> _Task instructions_
Send back all the data below, exactly as given.

> _Given entries_
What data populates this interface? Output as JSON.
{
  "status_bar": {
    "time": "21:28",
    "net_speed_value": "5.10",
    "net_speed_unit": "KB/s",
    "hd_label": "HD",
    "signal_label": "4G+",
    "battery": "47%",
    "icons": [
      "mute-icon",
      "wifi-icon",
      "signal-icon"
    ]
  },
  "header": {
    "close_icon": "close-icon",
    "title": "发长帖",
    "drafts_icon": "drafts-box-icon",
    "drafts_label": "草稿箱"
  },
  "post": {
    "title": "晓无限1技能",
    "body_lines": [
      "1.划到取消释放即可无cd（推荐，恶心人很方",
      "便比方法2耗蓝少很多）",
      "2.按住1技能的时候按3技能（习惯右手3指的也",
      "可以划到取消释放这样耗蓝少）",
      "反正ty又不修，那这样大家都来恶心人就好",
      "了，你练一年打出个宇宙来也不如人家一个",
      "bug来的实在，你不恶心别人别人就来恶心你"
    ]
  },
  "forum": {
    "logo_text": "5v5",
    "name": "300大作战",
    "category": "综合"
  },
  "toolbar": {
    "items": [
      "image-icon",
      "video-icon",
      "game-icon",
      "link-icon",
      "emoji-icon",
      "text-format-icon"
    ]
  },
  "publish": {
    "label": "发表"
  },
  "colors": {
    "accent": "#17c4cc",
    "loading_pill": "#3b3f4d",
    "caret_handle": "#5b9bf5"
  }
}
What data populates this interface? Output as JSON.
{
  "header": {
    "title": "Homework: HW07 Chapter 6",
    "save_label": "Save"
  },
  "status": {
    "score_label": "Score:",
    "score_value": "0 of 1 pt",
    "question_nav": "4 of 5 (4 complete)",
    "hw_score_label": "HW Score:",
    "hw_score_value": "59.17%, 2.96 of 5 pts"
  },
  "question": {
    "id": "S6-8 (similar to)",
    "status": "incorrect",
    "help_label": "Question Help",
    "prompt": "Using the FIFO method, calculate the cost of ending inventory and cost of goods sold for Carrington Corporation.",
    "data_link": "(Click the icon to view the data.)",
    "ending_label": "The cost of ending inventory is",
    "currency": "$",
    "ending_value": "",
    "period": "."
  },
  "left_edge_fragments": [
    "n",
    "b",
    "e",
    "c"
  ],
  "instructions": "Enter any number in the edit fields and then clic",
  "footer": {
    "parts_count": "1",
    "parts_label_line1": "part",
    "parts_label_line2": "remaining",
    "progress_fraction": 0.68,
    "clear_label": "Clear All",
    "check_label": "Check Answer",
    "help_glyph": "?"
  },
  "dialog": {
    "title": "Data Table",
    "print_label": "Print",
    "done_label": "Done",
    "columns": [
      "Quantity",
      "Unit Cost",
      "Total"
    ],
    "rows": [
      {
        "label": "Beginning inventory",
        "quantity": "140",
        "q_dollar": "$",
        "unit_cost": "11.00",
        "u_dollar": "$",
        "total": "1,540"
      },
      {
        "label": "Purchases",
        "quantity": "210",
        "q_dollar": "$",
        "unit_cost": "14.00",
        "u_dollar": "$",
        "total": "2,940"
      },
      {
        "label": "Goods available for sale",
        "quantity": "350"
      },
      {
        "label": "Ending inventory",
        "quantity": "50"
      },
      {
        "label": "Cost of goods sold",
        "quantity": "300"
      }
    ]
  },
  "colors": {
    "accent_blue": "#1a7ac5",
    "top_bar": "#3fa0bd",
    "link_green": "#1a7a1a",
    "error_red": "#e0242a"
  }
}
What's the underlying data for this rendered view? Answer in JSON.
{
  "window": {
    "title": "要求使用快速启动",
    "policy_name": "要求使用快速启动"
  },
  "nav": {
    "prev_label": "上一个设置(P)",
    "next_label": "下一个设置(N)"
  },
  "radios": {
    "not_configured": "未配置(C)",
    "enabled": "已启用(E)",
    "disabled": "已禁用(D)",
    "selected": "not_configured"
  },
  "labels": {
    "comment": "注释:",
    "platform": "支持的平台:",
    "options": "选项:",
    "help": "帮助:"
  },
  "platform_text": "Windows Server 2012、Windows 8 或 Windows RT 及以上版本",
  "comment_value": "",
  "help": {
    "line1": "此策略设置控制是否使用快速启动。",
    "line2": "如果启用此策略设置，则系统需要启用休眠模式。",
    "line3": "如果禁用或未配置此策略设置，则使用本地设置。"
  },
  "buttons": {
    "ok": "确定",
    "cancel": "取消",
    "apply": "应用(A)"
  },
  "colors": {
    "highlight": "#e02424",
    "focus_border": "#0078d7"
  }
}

> _Answer to this problem_
What data populates this interface? Output as JSON.
{
  "status_bar": {
    "time": "21:28",
    "net_speed_value": "5.10",
    "net_speed_unit": "KB/s",
    "hd_label": "HD",
    "signal_label": "4G+",
    "battery": "47%",
    "icons": [
      "mute-icon",
      "wifi-icon",
      "signal-icon"
    ]
  },
  "header": {
    "close_icon": "close-icon",
    "title": "发长帖",
    "drafts_icon": "drafts-box-icon",
    "drafts_label": "草稿箱"
  },
  "post": {
    "title": "晓无限1技能",
    "body_lines": [
      "1.划到取消释放即可无cd（推荐，恶心人很方",
      "便比方法2耗蓝少很多）",
      "2.按住1技能的时候按3技能（习惯右手3指的也",
      "可以划到取消释放这样耗蓝少）",
      "反正ty又不修，那这样大家都来恶心人就好",
      "了，你练一年打出个宇宙来也不如人家一个",
      "bug来的实在，你不恶心别人别人就来恶心你"
    ]
  },
  "forum": {
    "logo_text": "5v5",
    "name": "300大作战",
    "category": "综合"
  },
  "toolbar": {
    "items": [
      "image-icon",
      "video-icon",
      "game-icon",
      "link-icon",
      "emoji-icon",
      "text-format-icon"
    ]
  },
  "publish": {
    "label": "发表"
  },
  "colors": {
    "accent": "#17c4cc",
    "loading_pill": "#3b3f4d",
    "caret_handle": "#5b9bf5"
  }
}
What data populates this interface? Output as JSON.
{
  "header": {
    "title": "Homework: HW07 Chapter 6",
    "save_label": "Save"
  },
  "status": {
    "score_label": "Score:",
    "score_value": "0 of 1 pt",
    "question_nav": "4 of 5 (4 complete)",
    "hw_score_label": "HW Score:",
    "hw_score_value": "59.17%, 2.96 of 5 pts"
  },
  "question": {
    "id": "S6-8 (similar to)",
    "status": "incorrect",
    "help_label": "Question Help",
    "prompt": "Using the FIFO method, calculate the cost of ending inventory and cost of goods sold for Carrington Corporation.",
    "data_link": "(Click the icon to view the data.)",
    "ending_label": "The cost of ending inventory is",
    "currency": "$",
    "ending_value": "",
    "period": "."
  },
  "left_edge_fragments": [
    "n",
    "b",
    "e",
    "c"
  ],
  "instructions": "Enter any number in the edit fields and then clic",
  "footer": {
    "parts_count": "1",
    "parts_label_line1": "part",
    "parts_label_line2": "remaining",
    "progress_fraction": 0.68,
    "clear_label": "Clear All",
    "check_label": "Check Answer",
    "help_glyph": "?"
  },
  "dialog": {
    "title": "Data Table",
    "print_label": "Print",
    "done_label": "Done",
    "columns": [
      "Quantity",
      "Unit Cost",
      "Total"
    ],
    "rows": [
      {
        "label": "Beginning inventory",
        "quantity": "140",
        "q_dollar": "$",
        "unit_cost": "11.00",
        "u_dollar": "$",
        "total": "1,540"
      },
      {
        "label": "Purchases",
        "quantity": "210",
        "q_dollar": "$",
        "unit_cost": "14.00",
        "u_dollar": "$",
        "total": "2,940"
      },
      {
        "label": "Goods available for sale",
        "quantity": "350"
      },
      {
        "label": "Ending inventory",
        "quantity": "50"
      },
      {
        "label": "Cost of goods sold",
        "quantity": "300"
      }
    ]
  },
  "colors": {
    "accent_blue": "#1a7ac5",
    "top_bar": "#3fa0bd",
    "link_green": "#1a7a1a",
    "error_red": "#e0242a"
  }
}
What's the underlying data for this rendered view? Answer in JSON.
{
  "window": {
    "title": "要求使用快速启动",
    "policy_name": "要求使用快速启动"
  },
  "nav": {
    "prev_label": "上一个设置(P)",
    "next_label": "下一个设置(N)"
  },
  "radios": {
    "not_configured": "未配置(C)",
    "enabled": "已启用(E)",
    "disabled": "已禁用(D)",
    "selected": "not_configured"
  },
  "labels": {
    "comment": "注释:",
    "platform": "支持的平台:",
    "options": "选项:",
    "help": "帮助:"
  },
  "platform_text": "Windows Server 2012、Windows 8 或 Windows RT 及以上版本",
  "comment_value": "",
  "help": {
    "line1": "此策略设置控制是否使用快速启动。",
    "line2": "如果启用此策略设置，则系统需要启用休眠模式。",
    "line3": "如果禁用或未配置此策略设置，则使用本地设置。"
  },
  "buttons": {
    "ok": "确定",
    "cancel": "取消",
    "apply": "应用(A)"
  },
  "colors": {
    "highlight": "#e02424",
    "focus_border": "#0078d7"
  }
}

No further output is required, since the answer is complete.